begin Data supplied

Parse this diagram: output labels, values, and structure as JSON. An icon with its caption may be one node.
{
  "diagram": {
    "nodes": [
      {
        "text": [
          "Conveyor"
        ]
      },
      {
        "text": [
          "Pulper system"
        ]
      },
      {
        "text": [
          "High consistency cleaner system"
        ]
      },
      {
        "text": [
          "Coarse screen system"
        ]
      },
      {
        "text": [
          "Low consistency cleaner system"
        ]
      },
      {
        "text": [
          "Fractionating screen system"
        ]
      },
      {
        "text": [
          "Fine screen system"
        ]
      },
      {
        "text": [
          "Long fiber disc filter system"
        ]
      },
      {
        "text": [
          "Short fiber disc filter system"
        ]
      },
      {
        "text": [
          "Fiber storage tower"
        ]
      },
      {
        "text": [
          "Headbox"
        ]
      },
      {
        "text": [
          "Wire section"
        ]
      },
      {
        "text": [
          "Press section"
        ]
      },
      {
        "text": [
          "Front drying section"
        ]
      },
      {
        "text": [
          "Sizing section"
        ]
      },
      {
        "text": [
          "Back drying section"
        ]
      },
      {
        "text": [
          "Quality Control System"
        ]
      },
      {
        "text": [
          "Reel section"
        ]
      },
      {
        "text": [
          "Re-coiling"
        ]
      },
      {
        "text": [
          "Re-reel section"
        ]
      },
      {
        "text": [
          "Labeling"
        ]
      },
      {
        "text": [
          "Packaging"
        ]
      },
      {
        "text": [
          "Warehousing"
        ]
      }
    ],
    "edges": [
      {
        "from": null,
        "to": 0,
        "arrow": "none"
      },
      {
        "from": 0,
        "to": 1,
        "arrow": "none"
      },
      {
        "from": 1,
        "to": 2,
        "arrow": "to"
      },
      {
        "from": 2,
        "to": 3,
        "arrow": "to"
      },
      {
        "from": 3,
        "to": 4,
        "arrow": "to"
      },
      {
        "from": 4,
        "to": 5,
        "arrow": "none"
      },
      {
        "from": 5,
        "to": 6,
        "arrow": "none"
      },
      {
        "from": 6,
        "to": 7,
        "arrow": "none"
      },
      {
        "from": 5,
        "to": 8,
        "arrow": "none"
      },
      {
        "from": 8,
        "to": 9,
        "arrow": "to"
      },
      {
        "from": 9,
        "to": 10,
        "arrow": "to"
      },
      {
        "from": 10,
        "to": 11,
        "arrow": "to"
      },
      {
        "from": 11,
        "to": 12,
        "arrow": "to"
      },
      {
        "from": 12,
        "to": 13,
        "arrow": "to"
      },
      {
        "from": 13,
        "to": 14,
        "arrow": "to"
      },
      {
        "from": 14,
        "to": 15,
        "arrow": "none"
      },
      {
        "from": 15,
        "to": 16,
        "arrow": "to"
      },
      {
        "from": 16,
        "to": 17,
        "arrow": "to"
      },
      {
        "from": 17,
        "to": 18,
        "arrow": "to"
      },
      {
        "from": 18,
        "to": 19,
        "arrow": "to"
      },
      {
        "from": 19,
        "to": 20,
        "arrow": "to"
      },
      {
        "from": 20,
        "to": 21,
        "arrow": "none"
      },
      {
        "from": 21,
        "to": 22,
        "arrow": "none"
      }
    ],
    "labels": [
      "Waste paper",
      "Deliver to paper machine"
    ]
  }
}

end Data supplied

* [What to do]:
Return all of the data word for word.

* [Output for this task]:
Parse this diagram: output labels, values, and structure as JSON. An icon with its caption may be one node.
{
  "diagram": {
    "nodes": [
      {
        "text": [
          "Conveyor"
        ]
      },
      {
        "text": [
          "Pulper system"
        ]
      },
      {
        "text": [
          "High consistency cleaner system"
        ]
      },
      {
        "text": [
          "Coarse screen system"
        ]
      },
      {
        "text": [
          "Low consistency cleaner system"
        ]
      },
      {
        "text": [
          "Fractionating screen system"
        ]
      },
      {
        "text": [
          "Fine screen system"
        ]
      },
      {
        "text": [
          "Long fiber disc filter system"
        ]
      },
      {
        "text": [
          "Short fiber disc filter system"
        ]
      },
      {
        "text": [
          "Fiber storage tower"
        ]
      },
      {
        "text": [
          "Headbox"
        ]
      },
      {
        "text": [
          "Wire section"
        ]
      },
      {
        "text": [
          "Press section"
        ]
      },
      {
        "text": [
          "Front drying section"
        ]
      },
      {
        "text": [
          "Sizing section"
        ]
      },
      {
        "text": [
          "Back drying section"
        ]
      },
      {
        "text": [
          "Quality Control System"
        ]
      },
      {
        "text": [
          "Reel section"
        ]
      },
      {
        "text": [
          "Re-coiling"
        ]
      },
      {
        "text": [
          "Re-reel section"
        ]
      },
      {
        "text": [
          "Labeling"
        ]
      },
      {
        "text": [
          "Packaging"
        ]
      },
      {
        "text": [
          "Warehousing"
        ]
      }
    ],
    "edges": [
      {
        "from": null,
        "to": 0,
        "arrow": "none"
      },
      {
        "from": 0,
        "to": 1,
        "arrow": "none"
      },
      {
        "from": 1,
        "to": 2,
        "arrow": "to"
      },
      {
        "from": 2,
        "to": 3,
        "arrow": "to"
      },
      {
        "from": 3,
        "to": 4,
        "arrow": "to"
      },
      {
        "from": 4,
        "to": 5,
        "arrow": "none"
      },
      {
        "from": 5,
        "to": 6,
        "arrow": "none"
      },
      {
        "from": 6,
        "to": 7,
        "arrow": "none"
      },
      {
        "from": 5,
        "to": 8,
        "arrow": "none"
      },
      {
        "from": 8,
        "to": 9,
        "arrow": "to"
      },
      {
        "from": 9,
        "to": 10,
        "arrow": "to"
      },
      {
        "from": 10,
        "to": 11,
        "arrow": "to"
      },
      {
        "from": 11,
        "to": 12,
        "arrow": "to"
      },
      {
        "from": 12,
        "to": 13,
        "arrow": "to"
      },
      {
        "from": 13,
        "to": 14,
        "arrow": "to"
      },
      {
        "from": 14,
        "to": 15,
        "arrow": "none"
      },
      {
        "from": 15,
        "to": 16,
        "arrow": "to"
      },
      {
        "from": 16,
        "to": 17,
        "arrow": "to"
      },
      {
        "from": 17,
        "to": 18,
        "arrow": "to"
      },
      {
        "from": 18,
        "to": 19,
        "arrow": "to"
      },
      {
        "from": 19,
        "to": 20,
        "arrow": "to"
      },
      {
        "from": 20,
        "to": 21,
        "arrow": "none"
      },
      {
        "from": 21,
        "to": 22,
        "arrow": "none"
      }
    ],
    "labels": [
      "Waste paper",
      "Deliver to paper machine"
    ]
  }
}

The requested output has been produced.